> [Items listed in a dataset]
***

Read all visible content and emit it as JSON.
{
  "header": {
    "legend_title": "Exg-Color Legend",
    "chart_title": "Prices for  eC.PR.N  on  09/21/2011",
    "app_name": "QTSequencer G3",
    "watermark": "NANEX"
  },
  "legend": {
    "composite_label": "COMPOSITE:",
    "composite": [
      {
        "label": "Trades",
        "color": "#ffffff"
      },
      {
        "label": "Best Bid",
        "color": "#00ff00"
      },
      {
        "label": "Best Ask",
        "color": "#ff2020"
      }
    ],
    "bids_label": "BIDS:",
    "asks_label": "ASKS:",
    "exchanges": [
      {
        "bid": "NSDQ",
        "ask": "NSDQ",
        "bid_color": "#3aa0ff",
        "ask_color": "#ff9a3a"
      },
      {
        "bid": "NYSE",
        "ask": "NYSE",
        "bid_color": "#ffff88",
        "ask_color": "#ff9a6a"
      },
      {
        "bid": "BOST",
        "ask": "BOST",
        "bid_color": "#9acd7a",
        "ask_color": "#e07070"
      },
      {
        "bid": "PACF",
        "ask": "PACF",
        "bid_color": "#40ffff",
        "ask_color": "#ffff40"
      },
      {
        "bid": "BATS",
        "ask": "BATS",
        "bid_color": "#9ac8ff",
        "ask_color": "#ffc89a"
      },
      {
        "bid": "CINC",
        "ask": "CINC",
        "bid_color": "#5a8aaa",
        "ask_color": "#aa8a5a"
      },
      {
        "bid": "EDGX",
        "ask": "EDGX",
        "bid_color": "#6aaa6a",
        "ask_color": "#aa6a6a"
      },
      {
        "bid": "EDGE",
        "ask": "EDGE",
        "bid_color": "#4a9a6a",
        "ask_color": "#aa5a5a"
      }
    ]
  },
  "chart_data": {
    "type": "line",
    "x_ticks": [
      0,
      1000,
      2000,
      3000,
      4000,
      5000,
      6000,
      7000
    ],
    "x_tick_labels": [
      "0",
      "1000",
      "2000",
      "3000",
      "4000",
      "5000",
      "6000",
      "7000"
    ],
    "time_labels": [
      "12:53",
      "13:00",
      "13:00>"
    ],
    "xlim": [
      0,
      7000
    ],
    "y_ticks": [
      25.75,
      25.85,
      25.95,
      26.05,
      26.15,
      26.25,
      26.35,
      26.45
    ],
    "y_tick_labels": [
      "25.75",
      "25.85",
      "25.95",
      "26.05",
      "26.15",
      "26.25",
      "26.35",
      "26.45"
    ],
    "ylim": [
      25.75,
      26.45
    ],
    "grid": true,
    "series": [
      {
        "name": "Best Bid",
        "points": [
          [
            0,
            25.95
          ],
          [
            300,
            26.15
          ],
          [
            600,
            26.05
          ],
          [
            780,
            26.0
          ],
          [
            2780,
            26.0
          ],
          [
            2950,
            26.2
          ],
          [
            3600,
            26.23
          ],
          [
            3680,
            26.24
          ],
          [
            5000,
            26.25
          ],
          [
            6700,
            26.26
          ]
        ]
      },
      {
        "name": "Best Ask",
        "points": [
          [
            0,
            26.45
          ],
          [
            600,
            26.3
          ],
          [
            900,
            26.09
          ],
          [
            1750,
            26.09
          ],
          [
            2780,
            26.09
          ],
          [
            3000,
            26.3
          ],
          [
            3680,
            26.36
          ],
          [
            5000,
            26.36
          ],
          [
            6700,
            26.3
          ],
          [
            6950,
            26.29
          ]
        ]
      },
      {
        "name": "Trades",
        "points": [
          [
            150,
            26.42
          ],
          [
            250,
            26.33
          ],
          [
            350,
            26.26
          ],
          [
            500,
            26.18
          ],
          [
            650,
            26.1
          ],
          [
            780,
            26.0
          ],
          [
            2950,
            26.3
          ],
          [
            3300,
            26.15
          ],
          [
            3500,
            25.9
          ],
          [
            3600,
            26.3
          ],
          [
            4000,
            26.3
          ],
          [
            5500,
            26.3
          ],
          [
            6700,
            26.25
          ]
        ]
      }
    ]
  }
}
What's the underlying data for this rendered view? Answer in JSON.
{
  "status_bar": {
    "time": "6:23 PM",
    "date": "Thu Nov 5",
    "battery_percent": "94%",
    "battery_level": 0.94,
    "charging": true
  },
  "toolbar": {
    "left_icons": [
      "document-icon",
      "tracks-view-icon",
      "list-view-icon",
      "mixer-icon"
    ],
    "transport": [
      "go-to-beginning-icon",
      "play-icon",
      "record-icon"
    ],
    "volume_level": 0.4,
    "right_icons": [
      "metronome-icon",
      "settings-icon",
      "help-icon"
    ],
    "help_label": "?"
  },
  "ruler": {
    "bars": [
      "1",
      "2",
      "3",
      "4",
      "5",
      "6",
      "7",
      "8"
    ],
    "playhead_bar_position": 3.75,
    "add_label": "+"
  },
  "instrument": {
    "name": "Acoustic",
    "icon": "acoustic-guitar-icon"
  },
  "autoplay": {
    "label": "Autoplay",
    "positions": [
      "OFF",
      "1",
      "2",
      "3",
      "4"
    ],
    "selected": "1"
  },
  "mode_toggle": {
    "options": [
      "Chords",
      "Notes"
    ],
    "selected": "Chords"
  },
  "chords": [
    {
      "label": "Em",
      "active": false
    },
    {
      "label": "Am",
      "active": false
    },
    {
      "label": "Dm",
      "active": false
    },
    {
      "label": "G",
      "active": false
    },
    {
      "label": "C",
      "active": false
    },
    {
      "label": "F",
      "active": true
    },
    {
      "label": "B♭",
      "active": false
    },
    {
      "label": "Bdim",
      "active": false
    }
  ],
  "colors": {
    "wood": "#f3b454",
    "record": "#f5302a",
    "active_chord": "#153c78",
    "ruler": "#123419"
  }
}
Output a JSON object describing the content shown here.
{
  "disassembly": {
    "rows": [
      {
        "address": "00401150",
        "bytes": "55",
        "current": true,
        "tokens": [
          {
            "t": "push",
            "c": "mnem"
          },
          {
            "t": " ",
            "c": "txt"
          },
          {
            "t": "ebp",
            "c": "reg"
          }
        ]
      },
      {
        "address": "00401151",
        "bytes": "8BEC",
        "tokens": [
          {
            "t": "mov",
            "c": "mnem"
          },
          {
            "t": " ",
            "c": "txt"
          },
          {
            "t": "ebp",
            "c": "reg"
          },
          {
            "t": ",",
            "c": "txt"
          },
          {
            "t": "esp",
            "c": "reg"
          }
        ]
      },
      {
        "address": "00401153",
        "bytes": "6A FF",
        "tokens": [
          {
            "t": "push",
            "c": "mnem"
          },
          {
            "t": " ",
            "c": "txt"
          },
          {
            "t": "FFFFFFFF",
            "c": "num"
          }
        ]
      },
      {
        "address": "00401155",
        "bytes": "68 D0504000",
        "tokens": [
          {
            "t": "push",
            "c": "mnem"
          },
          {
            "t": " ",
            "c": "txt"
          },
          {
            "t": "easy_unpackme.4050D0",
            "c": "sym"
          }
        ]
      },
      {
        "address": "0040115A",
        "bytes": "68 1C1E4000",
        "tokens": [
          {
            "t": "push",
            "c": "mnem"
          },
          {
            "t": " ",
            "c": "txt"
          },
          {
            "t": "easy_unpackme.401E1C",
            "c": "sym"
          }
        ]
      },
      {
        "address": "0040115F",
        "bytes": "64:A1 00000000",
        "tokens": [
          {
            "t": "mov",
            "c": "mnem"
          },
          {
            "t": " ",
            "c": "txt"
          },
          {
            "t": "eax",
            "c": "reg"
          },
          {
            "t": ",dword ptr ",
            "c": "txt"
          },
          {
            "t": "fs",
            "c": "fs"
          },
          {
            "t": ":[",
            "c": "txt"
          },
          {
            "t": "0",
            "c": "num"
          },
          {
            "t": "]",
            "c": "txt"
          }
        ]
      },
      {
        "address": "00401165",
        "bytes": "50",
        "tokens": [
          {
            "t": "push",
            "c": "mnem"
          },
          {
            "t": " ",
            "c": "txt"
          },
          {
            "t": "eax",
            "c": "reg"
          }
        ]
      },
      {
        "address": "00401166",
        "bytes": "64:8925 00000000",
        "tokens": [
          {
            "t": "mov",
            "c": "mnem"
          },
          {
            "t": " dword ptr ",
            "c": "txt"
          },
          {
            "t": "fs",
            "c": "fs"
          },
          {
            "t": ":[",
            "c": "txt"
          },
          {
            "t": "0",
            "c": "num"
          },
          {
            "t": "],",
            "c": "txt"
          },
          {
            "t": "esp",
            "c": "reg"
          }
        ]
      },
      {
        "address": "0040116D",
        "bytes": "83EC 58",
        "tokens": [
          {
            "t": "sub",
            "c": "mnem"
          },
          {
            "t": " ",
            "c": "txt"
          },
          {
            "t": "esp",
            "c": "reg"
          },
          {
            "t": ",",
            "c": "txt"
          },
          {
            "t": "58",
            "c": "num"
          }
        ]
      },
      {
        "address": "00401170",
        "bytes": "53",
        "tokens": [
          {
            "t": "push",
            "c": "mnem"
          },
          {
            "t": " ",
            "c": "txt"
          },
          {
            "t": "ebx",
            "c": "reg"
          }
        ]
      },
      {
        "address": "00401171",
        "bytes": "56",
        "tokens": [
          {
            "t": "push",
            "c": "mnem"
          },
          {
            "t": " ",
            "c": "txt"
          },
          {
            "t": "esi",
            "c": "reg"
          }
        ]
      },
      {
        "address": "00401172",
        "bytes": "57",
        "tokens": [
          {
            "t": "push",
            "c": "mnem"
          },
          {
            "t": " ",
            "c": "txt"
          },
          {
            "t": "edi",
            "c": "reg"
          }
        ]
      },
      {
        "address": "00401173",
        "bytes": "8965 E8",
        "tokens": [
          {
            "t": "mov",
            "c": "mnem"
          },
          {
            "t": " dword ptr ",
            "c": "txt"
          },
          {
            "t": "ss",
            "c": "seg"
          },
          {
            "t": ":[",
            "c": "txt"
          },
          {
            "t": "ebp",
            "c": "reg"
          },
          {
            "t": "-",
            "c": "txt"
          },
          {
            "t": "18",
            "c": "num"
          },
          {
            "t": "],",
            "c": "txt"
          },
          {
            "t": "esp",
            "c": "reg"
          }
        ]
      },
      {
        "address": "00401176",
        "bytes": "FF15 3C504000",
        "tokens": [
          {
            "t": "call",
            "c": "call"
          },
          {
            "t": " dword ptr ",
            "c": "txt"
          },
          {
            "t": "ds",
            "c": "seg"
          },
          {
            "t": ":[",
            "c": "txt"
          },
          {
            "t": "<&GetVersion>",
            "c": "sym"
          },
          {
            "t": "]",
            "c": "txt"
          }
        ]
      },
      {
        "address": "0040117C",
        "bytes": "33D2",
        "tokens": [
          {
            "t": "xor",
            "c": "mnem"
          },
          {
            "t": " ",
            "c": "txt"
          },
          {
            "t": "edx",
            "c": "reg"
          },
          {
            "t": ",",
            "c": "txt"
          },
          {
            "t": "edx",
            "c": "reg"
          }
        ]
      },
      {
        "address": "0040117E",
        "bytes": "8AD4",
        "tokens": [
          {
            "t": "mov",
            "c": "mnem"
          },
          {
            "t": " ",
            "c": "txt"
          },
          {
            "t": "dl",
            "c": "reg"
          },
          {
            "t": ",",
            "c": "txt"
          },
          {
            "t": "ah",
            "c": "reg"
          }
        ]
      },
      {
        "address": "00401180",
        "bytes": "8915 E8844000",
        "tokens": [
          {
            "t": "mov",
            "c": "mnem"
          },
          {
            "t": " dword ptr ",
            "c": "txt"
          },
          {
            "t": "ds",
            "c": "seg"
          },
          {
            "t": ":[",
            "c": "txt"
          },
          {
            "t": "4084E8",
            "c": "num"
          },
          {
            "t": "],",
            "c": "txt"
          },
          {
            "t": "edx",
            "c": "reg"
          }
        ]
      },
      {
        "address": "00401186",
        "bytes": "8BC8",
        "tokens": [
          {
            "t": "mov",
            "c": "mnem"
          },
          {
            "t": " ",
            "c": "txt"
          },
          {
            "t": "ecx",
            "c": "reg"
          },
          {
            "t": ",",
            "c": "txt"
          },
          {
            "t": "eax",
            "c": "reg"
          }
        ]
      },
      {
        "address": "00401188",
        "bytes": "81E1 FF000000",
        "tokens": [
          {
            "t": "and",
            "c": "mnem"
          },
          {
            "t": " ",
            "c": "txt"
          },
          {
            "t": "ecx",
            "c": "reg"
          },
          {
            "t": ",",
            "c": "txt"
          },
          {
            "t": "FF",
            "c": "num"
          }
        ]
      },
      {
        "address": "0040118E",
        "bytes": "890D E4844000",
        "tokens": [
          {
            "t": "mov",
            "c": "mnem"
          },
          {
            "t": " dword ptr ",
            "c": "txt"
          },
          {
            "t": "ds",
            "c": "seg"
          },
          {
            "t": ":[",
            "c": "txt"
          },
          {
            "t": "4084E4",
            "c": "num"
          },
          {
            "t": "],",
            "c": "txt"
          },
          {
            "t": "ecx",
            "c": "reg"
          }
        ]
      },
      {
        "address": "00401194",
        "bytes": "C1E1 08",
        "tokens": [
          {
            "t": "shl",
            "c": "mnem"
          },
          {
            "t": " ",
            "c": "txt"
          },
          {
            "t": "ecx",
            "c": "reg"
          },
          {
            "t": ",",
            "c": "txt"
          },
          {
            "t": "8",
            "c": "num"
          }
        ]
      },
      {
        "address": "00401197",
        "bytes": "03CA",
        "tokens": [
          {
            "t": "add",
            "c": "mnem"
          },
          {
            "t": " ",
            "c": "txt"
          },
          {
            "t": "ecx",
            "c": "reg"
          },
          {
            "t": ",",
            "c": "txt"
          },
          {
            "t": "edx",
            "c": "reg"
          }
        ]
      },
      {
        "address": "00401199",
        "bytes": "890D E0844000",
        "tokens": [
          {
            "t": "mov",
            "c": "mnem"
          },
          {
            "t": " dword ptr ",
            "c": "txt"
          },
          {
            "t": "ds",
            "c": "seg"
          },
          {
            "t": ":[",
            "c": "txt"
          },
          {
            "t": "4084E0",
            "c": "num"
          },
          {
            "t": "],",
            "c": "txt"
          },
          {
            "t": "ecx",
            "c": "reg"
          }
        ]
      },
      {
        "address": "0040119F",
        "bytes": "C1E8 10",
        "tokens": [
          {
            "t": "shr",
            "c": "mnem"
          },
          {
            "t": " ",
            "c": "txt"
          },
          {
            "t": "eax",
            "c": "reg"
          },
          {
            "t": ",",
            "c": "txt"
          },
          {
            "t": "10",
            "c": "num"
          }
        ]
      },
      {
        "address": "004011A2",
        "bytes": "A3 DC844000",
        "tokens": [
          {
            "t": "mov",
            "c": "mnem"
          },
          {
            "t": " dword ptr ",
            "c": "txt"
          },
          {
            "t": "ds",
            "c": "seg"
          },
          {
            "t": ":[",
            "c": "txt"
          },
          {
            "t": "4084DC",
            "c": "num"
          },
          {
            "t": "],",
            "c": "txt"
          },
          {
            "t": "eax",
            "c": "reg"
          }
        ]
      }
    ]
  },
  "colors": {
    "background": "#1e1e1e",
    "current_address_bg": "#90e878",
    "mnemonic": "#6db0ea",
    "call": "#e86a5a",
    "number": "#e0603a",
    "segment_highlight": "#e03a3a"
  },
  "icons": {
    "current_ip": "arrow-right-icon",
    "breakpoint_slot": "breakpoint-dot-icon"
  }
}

***

> [Aim] In the material above, find the lines that contain "true" and show them.

> [Written reply]
    "grid": true,
    "charging": true
      "active": true
        "current": true,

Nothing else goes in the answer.